====== Given records ======

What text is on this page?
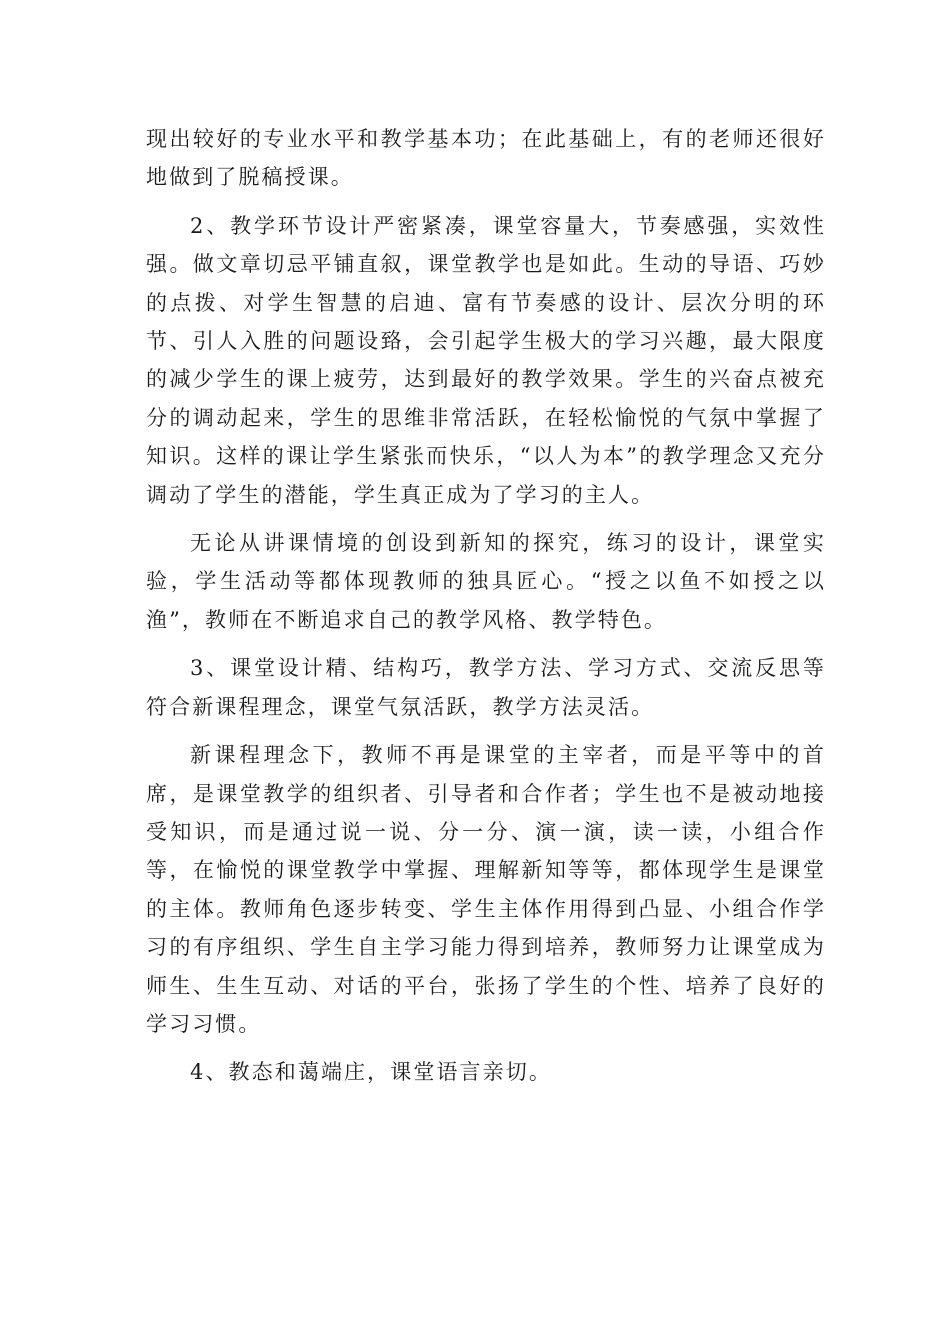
现出较好的专业水平和教学基本功；在此基础上，有的老师还很好地做到了脱稿授课。

2、教学环节设计严密紧凑，课堂容量大，节奏感强，实效性强。做文章切忌平铺直叙，课堂教学也是如此。生动的导语、巧妙的点拨、对学生智慧的启迪、富有节奏感的设计、层次分明的环节、引人入胜的问题设臵，会引起学生极大的学习兴趣，最大限度的减少学生的课上疲劳，达到最好的教学效果。学生的兴奋点被充分的调动起来，学生的思维非常活跃，在轻松愉悦的气氛中掌握了知识。这样的课让学生紧张而快乐，“以人为本”的教学理念又充分调动了学生的潜能，学生真正成为了学习的主人。

无论从讲课情境的创设到新知的探究，练习的设计，课堂实验，学生活动等都体现教师的独具匠心。“授之以鱼不如授之以渔”，教师在不断追求自己的教学风格、教学特色。

3、课堂设计精、结构巧，教学方法、学习方式、交流反思等符合新课程理念，课堂气氛活跃，教学方法灵活。

新课程理念下，教师不再是课堂的主宰者，而是平等中的首席，是课堂教学的组织者、引导者和合作者；学生也不是被动地接受知识，而是通过说一说、分一分、演一演，读一读，小组合作等，在愉悦的课堂教学中掌握、理解新知等等，都体现学生是课堂的主体。教师角色逐步转变、学生主体作用得到凸显、小组合作学习的有序组织、学生自主学习能力得到培养，教师努力让课堂成为师生、生生互动、对话的平台，张扬了学生的个性、培养了良好的学习习惯。

4、教态和蔼端庄，课堂语言亲切。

======

» Problem
Reproduce the entries above exactly. Do not include the images.

» Output
What text is on this page?
现出较好的专业水平和教学基本功；在此基础上，有的老师还很好地做到了脱稿授课。

2、教学环节设计严密紧凑，课堂容量大，节奏感强，实效性强。做文章切忌平铺直叙，课堂教学也是如此。生动的导语、巧妙的点拨、对学生智慧的启迪、富有节奏感的设计、层次分明的环节、引人入胜的问题设臵，会引起学生极大的学习兴趣，最大限度的减少学生的课上疲劳，达到最好的教学效果。学生的兴奋点被充分的调动起来，学生的思维非常活跃，在轻松愉悦的气氛中掌握了知识。这样的课让学生紧张而快乐，“以人为本”的教学理念又充分调动了学生的潜能，学生真正成为了学习的主人。

无论从讲课情境的创设到新知的探究，练习的设计，课堂实验，学生活动等都体现教师的独具匠心。“授之以鱼不如授之以渔”，教师在不断追求自己的教学风格、教学特色。

3、课堂设计精、结构巧，教学方法、学习方式、交流反思等符合新课程理念，课堂气氛活跃，教学方法灵活。

新课程理念下，教师不再是课堂的主宰者，而是平等中的首席，是课堂教学的组织者、引导者和合作者；学生也不是被动地接受知识，而是通过说一说、分一分、演一演，读一读，小组合作等，在愉悦的课堂教学中掌握、理解新知等等，都体现学生是课堂的主体。教师角色逐步转变、学生主体作用得到凸显、小组合作学习的有序组织、学生自主学习能力得到培养，教师努力让课堂成为师生、生生互动、对话的平台，张扬了学生的个性、培养了良好的学习习惯。

4、教态和蔼端庄，课堂语言亲切。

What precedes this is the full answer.